- **Given instruction**
Exactly reproduce each line of the listing that follows.

- **Records shown**
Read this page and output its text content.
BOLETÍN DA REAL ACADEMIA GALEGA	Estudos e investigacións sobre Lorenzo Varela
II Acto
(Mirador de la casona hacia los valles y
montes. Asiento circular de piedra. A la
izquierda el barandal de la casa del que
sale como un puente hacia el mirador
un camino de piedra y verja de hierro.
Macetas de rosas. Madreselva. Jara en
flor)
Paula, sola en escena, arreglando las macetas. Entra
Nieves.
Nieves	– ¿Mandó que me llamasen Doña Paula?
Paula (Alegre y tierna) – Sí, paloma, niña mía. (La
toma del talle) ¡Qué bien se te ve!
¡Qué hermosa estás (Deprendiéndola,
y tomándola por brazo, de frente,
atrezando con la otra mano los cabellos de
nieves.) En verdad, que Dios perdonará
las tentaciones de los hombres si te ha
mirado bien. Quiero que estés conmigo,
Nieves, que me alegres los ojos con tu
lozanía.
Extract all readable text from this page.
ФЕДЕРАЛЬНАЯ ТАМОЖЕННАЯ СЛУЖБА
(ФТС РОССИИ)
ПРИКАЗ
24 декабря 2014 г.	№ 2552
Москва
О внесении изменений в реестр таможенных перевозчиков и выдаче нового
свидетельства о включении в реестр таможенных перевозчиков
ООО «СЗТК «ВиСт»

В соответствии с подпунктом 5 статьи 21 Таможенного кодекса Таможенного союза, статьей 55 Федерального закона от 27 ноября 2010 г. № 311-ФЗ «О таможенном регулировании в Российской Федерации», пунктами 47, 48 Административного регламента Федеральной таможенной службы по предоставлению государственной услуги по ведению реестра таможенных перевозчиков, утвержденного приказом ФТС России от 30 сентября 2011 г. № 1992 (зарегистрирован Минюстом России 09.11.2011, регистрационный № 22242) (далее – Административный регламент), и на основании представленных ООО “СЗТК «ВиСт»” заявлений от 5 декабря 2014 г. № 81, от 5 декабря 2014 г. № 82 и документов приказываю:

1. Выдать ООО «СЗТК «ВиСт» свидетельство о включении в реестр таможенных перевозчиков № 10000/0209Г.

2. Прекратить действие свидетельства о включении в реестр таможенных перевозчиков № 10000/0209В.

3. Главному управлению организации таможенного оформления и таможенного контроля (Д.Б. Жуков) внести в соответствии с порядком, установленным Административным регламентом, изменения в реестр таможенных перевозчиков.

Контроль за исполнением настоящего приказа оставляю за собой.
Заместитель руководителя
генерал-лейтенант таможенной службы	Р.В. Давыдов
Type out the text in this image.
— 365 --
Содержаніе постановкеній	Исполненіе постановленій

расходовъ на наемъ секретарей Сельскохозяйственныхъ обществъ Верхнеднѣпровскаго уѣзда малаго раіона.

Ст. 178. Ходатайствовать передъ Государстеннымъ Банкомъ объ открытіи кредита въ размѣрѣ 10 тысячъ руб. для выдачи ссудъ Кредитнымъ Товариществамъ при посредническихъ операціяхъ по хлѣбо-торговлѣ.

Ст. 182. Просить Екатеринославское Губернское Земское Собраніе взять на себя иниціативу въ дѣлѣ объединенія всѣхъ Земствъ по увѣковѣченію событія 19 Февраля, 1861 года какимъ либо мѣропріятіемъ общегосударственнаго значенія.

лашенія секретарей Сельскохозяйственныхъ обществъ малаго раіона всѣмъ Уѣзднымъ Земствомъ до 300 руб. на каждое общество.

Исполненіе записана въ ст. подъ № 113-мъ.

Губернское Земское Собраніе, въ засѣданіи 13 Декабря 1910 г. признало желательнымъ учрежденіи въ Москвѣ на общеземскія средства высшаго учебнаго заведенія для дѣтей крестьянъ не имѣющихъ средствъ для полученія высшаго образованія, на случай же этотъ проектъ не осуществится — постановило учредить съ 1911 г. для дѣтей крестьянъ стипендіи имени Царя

- **Solved problem**
Read this page and output its text content.
BOLETÍN DA REAL ACADEMIA GALEGA	Estudos e investigacións sobre Lorenzo Varela
II Acto
(Mirador de la casona hacia los valles y
montes. Asiento circular de piedra. A la
izquierda el barandal de la casa del que
sale como un puente hacia el mirador
un camino de piedra y verja de hierro.
Macetas de rosas. Madreselva. Jara en
flor)
Paula, sola en escena, arreglando las macetas. Entra
Nieves.
Nieves	– ¿Mandó que me llamasen Doña Paula?
Paula (Alegre y tierna) – Sí, paloma, niña mía. (La
toma del talle) ¡Qué bien se te ve!
¡Qué hermosa estás (Deprendiéndola,
y tomándola por brazo, de frente,
atrezando con la otra mano los cabellos de
nieves.) En verdad, que Dios perdonará
las tentaciones de los hombres si te ha
mirado bien. Quiero que estés conmigo,
Nieves, que me alegres los ojos con tu
lozanía.
Extract all readable text from this page.
ФЕДЕРАЛЬНАЯ ТАМОЖЕННАЯ СЛУЖБА
(ФТС РОССИИ)
ПРИКАЗ
24 декабря 2014 г.	№ 2552
Москва
О внесении изменений в реестр таможенных перевозчиков и выдаче нового
свидетельства о включении в реестр таможенных перевозчиков
ООО «СЗТК «ВиСт»

В соответствии с подпунктом 5 статьи 21 Таможенного кодекса Таможенного союза, статьей 55 Федерального закона от 27 ноября 2010 г. № 311-ФЗ «О таможенном регулировании в Российской Федерации», пунктами 47, 48 Административного регламента Федеральной таможенной службы по предоставлению государственной услуги по ведению реестра таможенных перевозчиков, утвержденного приказом ФТС России от 30 сентября 2011 г. № 1992 (зарегистрирован Минюстом России 09.11.2011, регистрационный № 22242) (далее – Административный регламент), и на основании представленных ООО “СЗТК «ВиСт»” заявлений от 5 декабря 2014 г. № 81, от 5 декабря 2014 г. № 82 и документов приказываю:

1. Выдать ООО «СЗТК «ВиСт» свидетельство о включении в реестр таможенных перевозчиков № 10000/0209Г.

2. Прекратить действие свидетельства о включении в реестр таможенных перевозчиков № 10000/0209В.

3. Главному управлению организации таможенного оформления и таможенного контроля (Д.Б. Жуков) внести в соответствии с порядком, установленным Административным регламентом, изменения в реестр таможенных перевозчиков.

Контроль за исполнением настоящего приказа оставляю за собой.
Заместитель руководителя
генерал-лейтенант таможенной службы	Р.В. Давыдов
Type out the text in this image.
— 365 --
Содержаніе постановкеній	Исполненіе постановленій

расходовъ на наемъ секретарей Сельскохозяйственныхъ обществъ Верхнеднѣпровскаго уѣзда малаго раіона.

Ст. 178. Ходатайствовать передъ Государстеннымъ Банкомъ объ открытіи кредита въ размѣрѣ 10 тысячъ руб. для выдачи ссудъ Кредитнымъ Товариществамъ при посредническихъ операціяхъ по хлѣбо-торговлѣ.

Ст. 182. Просить Екатеринославское Губернское Земское Собраніе взять на себя иниціативу въ дѣлѣ объединенія всѣхъ Земствъ по увѣковѣченію событія 19 Февраля, 1861 года какимъ либо мѣропріятіемъ общегосударственнаго значенія.

лашенія секретарей Сельскохозяйственныхъ обществъ малаго раіона всѣмъ Уѣзднымъ Земствомъ до 300 руб. на каждое общество.

Исполненіе записана въ ст. подъ № 113-мъ.

Губернское Земское Собраніе, въ засѣданіи 13 Декабря 1910 г. признало желательнымъ учрежденіи въ Москвѣ на общеземскія средства высшаго учебнаго заведенія для дѣтей крестьянъ не имѣющихъ средствъ для полученія высшаго образованія, на случай же этотъ проектъ не осуществится — постановило учредить съ 1911 г. для дѣтей крестьянъ стипендіи имени Царя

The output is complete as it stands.